What is needed:
Search the listing below for "Segundo". Copy each matching line.

· · · ·

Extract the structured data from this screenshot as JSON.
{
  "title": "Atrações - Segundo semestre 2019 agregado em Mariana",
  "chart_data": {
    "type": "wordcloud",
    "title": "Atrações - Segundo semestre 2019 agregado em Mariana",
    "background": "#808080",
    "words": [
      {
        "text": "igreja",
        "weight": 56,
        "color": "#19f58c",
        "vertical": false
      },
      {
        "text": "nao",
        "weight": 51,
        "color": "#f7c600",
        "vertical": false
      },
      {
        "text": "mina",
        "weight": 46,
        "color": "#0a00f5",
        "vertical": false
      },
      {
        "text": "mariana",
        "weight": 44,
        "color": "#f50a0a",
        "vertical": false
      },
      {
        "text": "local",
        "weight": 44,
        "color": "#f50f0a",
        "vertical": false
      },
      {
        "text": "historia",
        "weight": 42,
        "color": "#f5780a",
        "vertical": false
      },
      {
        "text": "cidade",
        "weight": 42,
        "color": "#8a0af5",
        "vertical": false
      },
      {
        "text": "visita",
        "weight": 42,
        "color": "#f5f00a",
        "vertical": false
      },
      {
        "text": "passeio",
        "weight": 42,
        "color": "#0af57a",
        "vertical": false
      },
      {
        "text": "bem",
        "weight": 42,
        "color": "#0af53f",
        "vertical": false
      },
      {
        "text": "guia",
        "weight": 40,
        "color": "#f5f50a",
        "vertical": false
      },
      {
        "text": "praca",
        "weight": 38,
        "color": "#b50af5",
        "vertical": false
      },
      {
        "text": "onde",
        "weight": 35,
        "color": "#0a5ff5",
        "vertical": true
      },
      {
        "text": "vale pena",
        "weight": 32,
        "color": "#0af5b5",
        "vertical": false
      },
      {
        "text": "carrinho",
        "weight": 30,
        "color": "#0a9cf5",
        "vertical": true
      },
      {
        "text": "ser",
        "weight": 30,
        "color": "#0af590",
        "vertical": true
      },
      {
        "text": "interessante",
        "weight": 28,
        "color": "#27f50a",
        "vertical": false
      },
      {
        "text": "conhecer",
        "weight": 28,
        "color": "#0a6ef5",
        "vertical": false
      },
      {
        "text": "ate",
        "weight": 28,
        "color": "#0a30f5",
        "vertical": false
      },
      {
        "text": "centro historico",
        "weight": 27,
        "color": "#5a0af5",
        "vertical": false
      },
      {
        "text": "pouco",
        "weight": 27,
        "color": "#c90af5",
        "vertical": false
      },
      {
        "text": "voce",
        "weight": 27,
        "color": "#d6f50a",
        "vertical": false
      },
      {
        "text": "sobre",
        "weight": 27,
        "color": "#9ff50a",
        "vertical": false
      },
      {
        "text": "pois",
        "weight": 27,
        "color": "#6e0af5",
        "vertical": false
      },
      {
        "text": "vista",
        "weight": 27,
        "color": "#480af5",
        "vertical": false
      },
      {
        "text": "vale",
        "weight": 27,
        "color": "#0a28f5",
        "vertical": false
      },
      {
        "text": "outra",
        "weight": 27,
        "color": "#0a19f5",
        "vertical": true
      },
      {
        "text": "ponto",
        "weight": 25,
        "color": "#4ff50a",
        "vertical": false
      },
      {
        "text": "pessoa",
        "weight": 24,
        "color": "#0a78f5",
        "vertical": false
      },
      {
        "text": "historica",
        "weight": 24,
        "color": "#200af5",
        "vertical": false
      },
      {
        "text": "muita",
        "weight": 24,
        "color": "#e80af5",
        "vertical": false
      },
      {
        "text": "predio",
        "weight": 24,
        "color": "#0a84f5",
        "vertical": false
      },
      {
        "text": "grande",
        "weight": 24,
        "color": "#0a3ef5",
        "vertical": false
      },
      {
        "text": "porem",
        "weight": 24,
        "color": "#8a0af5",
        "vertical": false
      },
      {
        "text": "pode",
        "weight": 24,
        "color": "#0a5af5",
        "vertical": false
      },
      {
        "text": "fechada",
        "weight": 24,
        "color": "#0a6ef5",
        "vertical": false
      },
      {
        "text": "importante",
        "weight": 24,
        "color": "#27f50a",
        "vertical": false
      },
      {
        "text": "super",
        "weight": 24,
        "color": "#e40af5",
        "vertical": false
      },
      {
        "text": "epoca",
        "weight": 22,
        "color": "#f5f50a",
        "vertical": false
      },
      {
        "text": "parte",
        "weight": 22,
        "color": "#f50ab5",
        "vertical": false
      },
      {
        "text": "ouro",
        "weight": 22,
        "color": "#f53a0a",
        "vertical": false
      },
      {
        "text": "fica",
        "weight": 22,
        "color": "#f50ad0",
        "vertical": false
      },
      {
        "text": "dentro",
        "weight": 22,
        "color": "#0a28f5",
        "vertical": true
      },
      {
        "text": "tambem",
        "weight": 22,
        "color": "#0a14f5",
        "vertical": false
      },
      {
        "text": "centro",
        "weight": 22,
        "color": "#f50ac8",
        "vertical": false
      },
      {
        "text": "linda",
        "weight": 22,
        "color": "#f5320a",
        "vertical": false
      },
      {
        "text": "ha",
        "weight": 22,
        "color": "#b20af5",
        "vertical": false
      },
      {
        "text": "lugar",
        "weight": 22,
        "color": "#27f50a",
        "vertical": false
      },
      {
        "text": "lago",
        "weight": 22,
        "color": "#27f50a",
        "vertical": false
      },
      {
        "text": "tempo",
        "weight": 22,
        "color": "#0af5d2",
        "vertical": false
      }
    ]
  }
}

· · · ·

Solution for this task:
  "title": "Atrações - Segundo semestre 2019 agregado em Mariana",
    "title": "Atrações - Segundo semestre 2019 agregado em Mariana",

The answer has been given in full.